## Begin
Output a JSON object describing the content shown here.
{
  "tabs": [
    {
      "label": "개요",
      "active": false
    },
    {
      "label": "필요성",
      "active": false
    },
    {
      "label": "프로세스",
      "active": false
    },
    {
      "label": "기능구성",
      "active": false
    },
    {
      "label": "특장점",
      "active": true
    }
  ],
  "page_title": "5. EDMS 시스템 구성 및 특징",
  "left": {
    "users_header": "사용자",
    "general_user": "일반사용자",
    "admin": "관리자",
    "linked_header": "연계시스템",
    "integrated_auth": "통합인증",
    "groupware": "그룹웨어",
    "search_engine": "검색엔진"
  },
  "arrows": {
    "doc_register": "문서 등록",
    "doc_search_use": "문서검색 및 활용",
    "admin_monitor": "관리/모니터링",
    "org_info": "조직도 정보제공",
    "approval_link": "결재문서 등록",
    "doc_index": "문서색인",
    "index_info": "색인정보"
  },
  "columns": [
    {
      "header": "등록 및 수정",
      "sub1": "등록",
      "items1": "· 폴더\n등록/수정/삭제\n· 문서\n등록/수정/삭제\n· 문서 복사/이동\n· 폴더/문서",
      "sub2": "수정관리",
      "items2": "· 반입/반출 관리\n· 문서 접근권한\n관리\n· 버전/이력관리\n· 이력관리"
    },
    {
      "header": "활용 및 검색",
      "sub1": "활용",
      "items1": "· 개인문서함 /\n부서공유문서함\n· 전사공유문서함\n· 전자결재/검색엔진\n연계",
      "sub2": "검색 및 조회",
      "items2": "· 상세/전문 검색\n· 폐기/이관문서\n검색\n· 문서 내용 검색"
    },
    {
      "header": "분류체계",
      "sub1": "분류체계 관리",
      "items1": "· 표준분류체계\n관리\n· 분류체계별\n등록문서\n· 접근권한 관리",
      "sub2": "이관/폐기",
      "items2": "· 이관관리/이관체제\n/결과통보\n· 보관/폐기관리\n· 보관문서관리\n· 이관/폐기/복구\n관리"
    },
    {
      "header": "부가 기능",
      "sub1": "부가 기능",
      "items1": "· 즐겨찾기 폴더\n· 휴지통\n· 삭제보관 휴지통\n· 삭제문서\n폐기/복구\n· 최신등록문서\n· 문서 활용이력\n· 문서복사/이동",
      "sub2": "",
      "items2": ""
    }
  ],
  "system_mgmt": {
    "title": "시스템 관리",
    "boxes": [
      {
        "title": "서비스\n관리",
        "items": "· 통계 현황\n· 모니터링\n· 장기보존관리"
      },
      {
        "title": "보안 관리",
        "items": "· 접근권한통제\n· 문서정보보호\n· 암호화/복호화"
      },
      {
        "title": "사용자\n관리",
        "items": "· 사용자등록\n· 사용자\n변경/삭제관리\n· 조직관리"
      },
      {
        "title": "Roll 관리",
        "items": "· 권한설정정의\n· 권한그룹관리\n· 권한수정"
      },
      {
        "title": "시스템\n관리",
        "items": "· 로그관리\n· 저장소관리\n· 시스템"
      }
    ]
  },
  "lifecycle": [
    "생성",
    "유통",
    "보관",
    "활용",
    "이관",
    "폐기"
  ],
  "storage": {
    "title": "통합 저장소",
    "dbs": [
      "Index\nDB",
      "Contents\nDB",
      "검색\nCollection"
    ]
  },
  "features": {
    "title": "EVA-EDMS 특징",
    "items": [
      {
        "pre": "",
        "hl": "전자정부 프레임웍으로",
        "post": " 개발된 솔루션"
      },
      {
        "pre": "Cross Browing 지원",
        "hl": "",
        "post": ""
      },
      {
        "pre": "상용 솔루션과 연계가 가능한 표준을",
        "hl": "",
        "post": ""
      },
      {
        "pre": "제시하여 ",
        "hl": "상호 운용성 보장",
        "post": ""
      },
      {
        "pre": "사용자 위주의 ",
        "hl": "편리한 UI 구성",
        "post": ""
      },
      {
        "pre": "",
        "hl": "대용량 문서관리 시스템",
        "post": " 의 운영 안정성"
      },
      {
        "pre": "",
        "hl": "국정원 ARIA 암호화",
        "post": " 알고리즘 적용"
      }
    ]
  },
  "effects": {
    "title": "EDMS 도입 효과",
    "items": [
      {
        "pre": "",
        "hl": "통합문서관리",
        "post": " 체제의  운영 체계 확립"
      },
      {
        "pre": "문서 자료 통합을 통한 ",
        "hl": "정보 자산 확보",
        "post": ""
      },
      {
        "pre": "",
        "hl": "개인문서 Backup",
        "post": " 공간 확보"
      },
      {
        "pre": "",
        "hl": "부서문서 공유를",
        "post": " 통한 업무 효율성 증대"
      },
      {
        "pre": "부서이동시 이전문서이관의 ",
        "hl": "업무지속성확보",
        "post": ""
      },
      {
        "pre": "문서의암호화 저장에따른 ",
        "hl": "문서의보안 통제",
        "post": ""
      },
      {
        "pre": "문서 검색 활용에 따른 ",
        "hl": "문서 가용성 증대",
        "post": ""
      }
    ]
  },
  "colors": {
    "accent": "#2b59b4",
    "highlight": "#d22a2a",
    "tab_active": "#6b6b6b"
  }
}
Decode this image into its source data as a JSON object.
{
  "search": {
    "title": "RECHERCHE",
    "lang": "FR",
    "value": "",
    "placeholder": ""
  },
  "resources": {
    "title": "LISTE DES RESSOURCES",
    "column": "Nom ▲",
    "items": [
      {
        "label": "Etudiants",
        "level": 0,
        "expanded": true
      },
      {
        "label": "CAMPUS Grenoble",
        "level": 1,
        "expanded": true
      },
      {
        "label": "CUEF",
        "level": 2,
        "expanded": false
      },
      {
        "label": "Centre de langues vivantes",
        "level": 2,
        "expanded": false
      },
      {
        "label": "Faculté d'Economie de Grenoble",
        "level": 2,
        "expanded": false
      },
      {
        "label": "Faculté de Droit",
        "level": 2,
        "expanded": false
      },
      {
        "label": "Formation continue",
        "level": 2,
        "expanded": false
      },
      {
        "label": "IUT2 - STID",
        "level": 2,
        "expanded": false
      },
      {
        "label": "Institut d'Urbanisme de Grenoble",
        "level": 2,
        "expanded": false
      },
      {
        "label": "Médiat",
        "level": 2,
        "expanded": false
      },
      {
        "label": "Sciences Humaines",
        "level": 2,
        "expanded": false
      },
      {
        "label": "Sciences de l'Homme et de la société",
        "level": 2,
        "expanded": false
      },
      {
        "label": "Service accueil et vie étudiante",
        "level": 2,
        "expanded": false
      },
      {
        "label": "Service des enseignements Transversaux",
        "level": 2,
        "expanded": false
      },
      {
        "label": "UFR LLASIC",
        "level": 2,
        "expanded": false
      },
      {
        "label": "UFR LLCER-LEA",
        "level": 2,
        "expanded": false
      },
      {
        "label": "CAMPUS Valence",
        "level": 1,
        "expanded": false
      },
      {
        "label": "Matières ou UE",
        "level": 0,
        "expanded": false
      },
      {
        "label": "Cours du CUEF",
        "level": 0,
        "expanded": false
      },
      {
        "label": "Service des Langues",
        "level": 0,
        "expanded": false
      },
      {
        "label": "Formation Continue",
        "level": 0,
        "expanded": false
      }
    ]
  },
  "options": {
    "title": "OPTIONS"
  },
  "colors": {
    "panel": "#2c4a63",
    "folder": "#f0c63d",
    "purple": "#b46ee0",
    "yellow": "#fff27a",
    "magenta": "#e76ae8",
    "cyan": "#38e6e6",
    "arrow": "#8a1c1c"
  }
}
## End
> [What the exercise asks] Each line of the material above needs to be quoted exactly, please.

> [Solution for this exercise]
Output a JSON object describing the content shown here.
{
  "tabs": [
    {
      "label": "개요",
      "active": false
    },
    {
      "label": "필요성",
      "active": false
    },
    {
      "label": "프로세스",
      "active": false
    },
    {
      "label": "기능구성",
      "active": false
    },
    {
      "label": "특장점",
      "active": true
    }
  ],
  "page_title": "5. EDMS 시스템 구성 및 특징",
  "left": {
    "users_header": "사용자",
    "general_user": "일반사용자",
    "admin": "관리자",
    "linked_header": "연계시스템",
    "integrated_auth": "통합인증",
    "groupware": "그룹웨어",
    "search_engine": "검색엔진"
  },
  "arrows": {
    "doc_register": "문서 등록",
    "doc_search_use": "문서검색 및 활용",
    "admin_monitor": "관리/모니터링",
    "org_info": "조직도 정보제공",
    "approval_link": "결재문서 등록",
    "doc_index": "문서색인",
    "index_info": "색인정보"
  },
  "columns": [
    {
      "header": "등록 및 수정",
      "sub1": "등록",
      "items1": "· 폴더\n등록/수정/삭제\n· 문서\n등록/수정/삭제\n· 문서 복사/이동\n· 폴더/문서",
      "sub2": "수정관리",
      "items2": "· 반입/반출 관리\n· 문서 접근권한\n관리\n· 버전/이력관리\n· 이력관리"
    },
    {
      "header": "활용 및 검색",
      "sub1": "활용",
      "items1": "· 개인문서함 /\n부서공유문서함\n· 전사공유문서함\n· 전자결재/검색엔진\n연계",
      "sub2": "검색 및 조회",
      "items2": "· 상세/전문 검색\n· 폐기/이관문서\n검색\n· 문서 내용 검색"
    },
    {
      "header": "분류체계",
      "sub1": "분류체계 관리",
      "items1": "· 표준분류체계\n관리\n· 분류체계별\n등록문서\n· 접근권한 관리",
      "sub2": "이관/폐기",
      "items2": "· 이관관리/이관체제\n/결과통보\n· 보관/폐기관리\n· 보관문서관리\n· 이관/폐기/복구\n관리"
    },
    {
      "header": "부가 기능",
      "sub1": "부가 기능",
      "items1": "· 즐겨찾기 폴더\n· 휴지통\n· 삭제보관 휴지통\n· 삭제문서\n폐기/복구\n· 최신등록문서\n· 문서 활용이력\n· 문서복사/이동",
      "sub2": "",
      "items2": ""
    }
  ],
  "system_mgmt": {
    "title": "시스템 관리",
    "boxes": [
      {
        "title": "서비스\n관리",
        "items": "· 통계 현황\n· 모니터링\n· 장기보존관리"
      },
      {
        "title": "보안 관리",
        "items": "· 접근권한통제\n· 문서정보보호\n· 암호화/복호화"
      },
      {
        "title": "사용자\n관리",
        "items": "· 사용자등록\n· 사용자\n변경/삭제관리\n· 조직관리"
      },
      {
        "title": "Roll 관리",
        "items": "· 권한설정정의\n· 권한그룹관리\n· 권한수정"
      },
      {
        "title": "시스템\n관리",
        "items": "· 로그관리\n· 저장소관리\n· 시스템"
      }
    ]
  },
  "lifecycle": [
    "생성",
    "유통",
    "보관",
    "활용",
    "이관",
    "폐기"
  ],
  "storage": {
    "title": "통합 저장소",
    "dbs": [
      "Index\nDB",
      "Contents\nDB",
      "검색\nCollection"
    ]
  },
  "features": {
    "title": "EVA-EDMS 특징",
    "items": [
      {
        "pre": "",
        "hl": "전자정부 프레임웍으로",
        "post": " 개발된 솔루션"
      },
      {
        "pre": "Cross Browing 지원",
        "hl": "",
        "post": ""
      },
      {
        "pre": "상용 솔루션과 연계가 가능한 표준을",
        "hl": "",
        "post": ""
      },
      {
        "pre": "제시하여 ",
        "hl": "상호 운용성 보장",
        "post": ""
      },
      {
        "pre": "사용자 위주의 ",
        "hl": "편리한 UI 구성",
        "post": ""
      },
      {
        "pre": "",
        "hl": "대용량 문서관리 시스템",
        "post": " 의 운영 안정성"
      },
      {
        "pre": "",
        "hl": "국정원 ARIA 암호화",
        "post": " 알고리즘 적용"
      }
    ]
  },
  "effects": {
    "title": "EDMS 도입 효과",
    "items": [
      {
        "pre": "",
        "hl": "통합문서관리",
        "post": " 체제의  운영 체계 확립"
      },
      {
        "pre": "문서 자료 통합을 통한 ",
        "hl": "정보 자산 확보",
        "post": ""
      },
      {
        "pre": "",
        "hl": "개인문서 Backup",
        "post": " 공간 확보"
      },
      {
        "pre": "",
        "hl": "부서문서 공유를",
        "post": " 통한 업무 효율성 증대"
      },
      {
        "pre": "부서이동시 이전문서이관의 ",
        "hl": "업무지속성확보",
        "post": ""
      },
      {
        "pre": "문서의암호화 저장에따른 ",
        "hl": "문서의보안 통제",
        "post": ""
      },
      {
        "pre": "문서 검색 활용에 따른 ",
        "hl": "문서 가용성 증대",
        "post": ""
      }
    ]
  },
  "colors": {
    "accent": "#2b59b4",
    "highlight": "#d22a2a",
    "tab_active": "#6b6b6b"
  }
}
Decode this image into its source data as a JSON object.
{
  "search": {
    "title": "RECHERCHE",
    "lang": "FR",
    "value": "",
    "placeholder": ""
  },
  "resources": {
    "title": "LISTE DES RESSOURCES",
    "column": "Nom ▲",
    "items": [
      {
        "label": "Etudiants",
        "level": 0,
        "expanded": true
      },
      {
        "label": "CAMPUS Grenoble",
        "level": 1,
        "expanded": true
      },
      {
        "label": "CUEF",
        "level": 2,
        "expanded": false
      },
      {
        "label": "Centre de langues vivantes",
        "level": 2,
        "expanded": false
      },
      {
        "label": "Faculté d'Economie de Grenoble",
        "level": 2,
        "expanded": false
      },
      {
        "label": "Faculté de Droit",
        "level": 2,
        "expanded": false
      },
      {
        "label": "Formation continue",
        "level": 2,
        "expanded": false
      },
      {
        "label": "IUT2 - STID",
        "level": 2,
        "expanded": false
      },
      {
        "label": "Institut d'Urbanisme de Grenoble",
        "level": 2,
        "expanded": false
      },
      {
        "label": "Médiat",
        "level": 2,
        "expanded": false
      },
      {
        "label": "Sciences Humaines",
        "level": 2,
        "expanded": false
      },
      {
        "label": "Sciences de l'Homme et de la société",
        "level": 2,
        "expanded": false
      },
      {
        "label": "Service accueil et vie étudiante",
        "level": 2,
        "expanded": false
      },
      {
        "label": "Service des enseignements Transversaux",
        "level": 2,
        "expanded": false
      },
      {
        "label": "UFR LLASIC",
        "level": 2,
        "expanded": false
      },
      {
        "label": "UFR LLCER-LEA",
        "level": 2,
        "expanded": false
      },
      {
        "label": "CAMPUS Valence",
        "level": 1,
        "expanded": false
      },
      {
        "label": "Matières ou UE",
        "level": 0,
        "expanded": false
      },
      {
        "label": "Cours du CUEF",
        "level": 0,
        "expanded": false
      },
      {
        "label": "Service des Langues",
        "level": 0,
        "expanded": false
      },
      {
        "label": "Formation Continue",
        "level": 0,
        "expanded": false
      }
    ]
  },
  "options": {
    "title": "OPTIONS"
  },
  "colors": {
    "panel": "#2c4a63",
    "folder": "#f0c63d",
    "purple": "#b46ee0",
    "yellow": "#fff27a",
    "magenta": "#e76ae8",
    "cyan": "#38e6e6",
    "arrow": "#8a1c1c"
  }
}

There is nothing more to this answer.